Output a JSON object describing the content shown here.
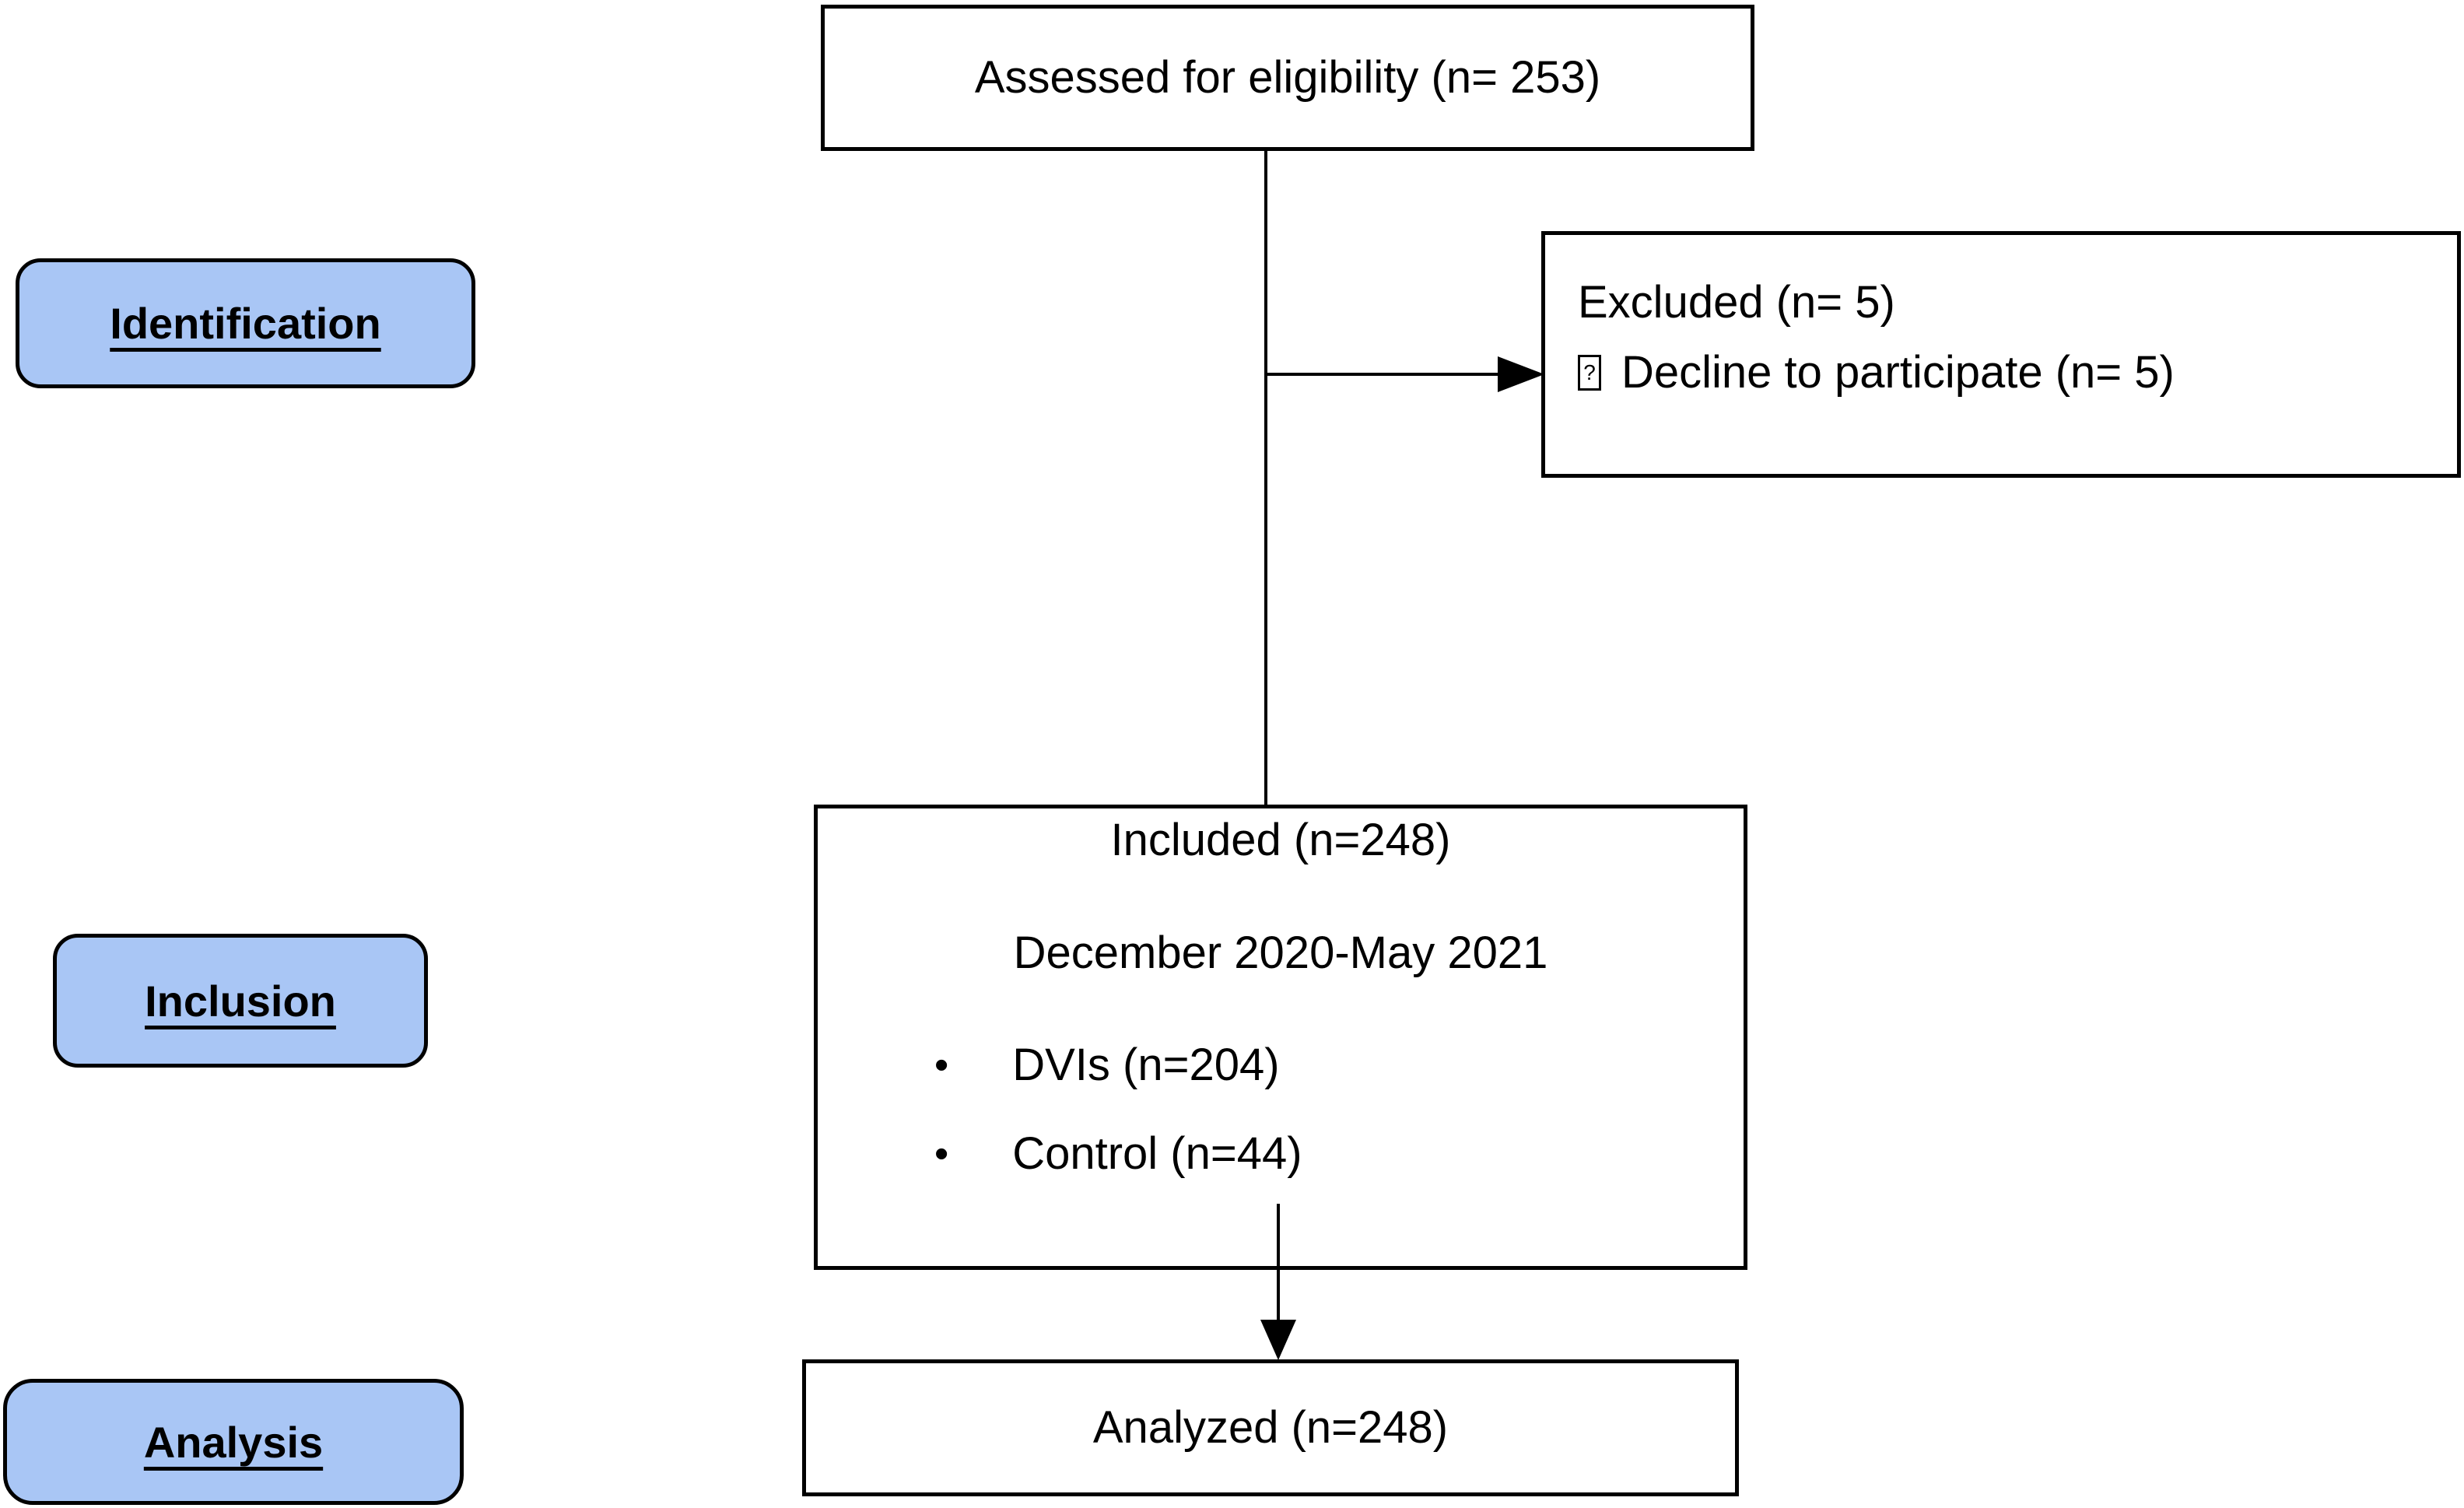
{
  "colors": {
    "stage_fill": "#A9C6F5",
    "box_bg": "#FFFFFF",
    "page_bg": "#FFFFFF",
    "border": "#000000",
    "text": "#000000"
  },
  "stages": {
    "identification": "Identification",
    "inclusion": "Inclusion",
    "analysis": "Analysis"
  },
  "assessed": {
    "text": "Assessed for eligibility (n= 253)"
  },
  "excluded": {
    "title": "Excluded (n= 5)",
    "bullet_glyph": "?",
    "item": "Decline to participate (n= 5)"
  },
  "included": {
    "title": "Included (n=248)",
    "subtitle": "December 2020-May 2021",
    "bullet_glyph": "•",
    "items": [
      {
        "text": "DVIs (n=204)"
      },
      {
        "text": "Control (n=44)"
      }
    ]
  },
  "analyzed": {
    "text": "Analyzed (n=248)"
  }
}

________

Quote the full listing above word for word; exclude every picture from the copy.

Output a JSON object describing the content shown here.
{
  "colors": {
    "stage_fill": "#A9C6F5",
    "box_bg": "#FFFFFF",
    "page_bg": "#FFFFFF",
    "border": "#000000",
    "text": "#000000"
  },
  "stages": {
    "identification": "Identification",
    "inclusion": "Inclusion",
    "analysis": "Analysis"
  },
  "assessed": {
    "text": "Assessed for eligibility (n= 253)"
  },
  "excluded": {
    "title": "Excluded (n= 5)",
    "bullet_glyph": "?",
    "item": "Decline to participate (n= 5)"
  },
  "included": {
    "title": "Included (n=248)",
    "subtitle": "December 2020-May 2021",
    "bullet_glyph": "•",
    "items": [
      {
        "text": "DVIs (n=204)"
      },
      {
        "text": "Control (n=44)"
      }
    ]
  },
  "analyzed": {
    "text": "Analyzed (n=248)"
  }
}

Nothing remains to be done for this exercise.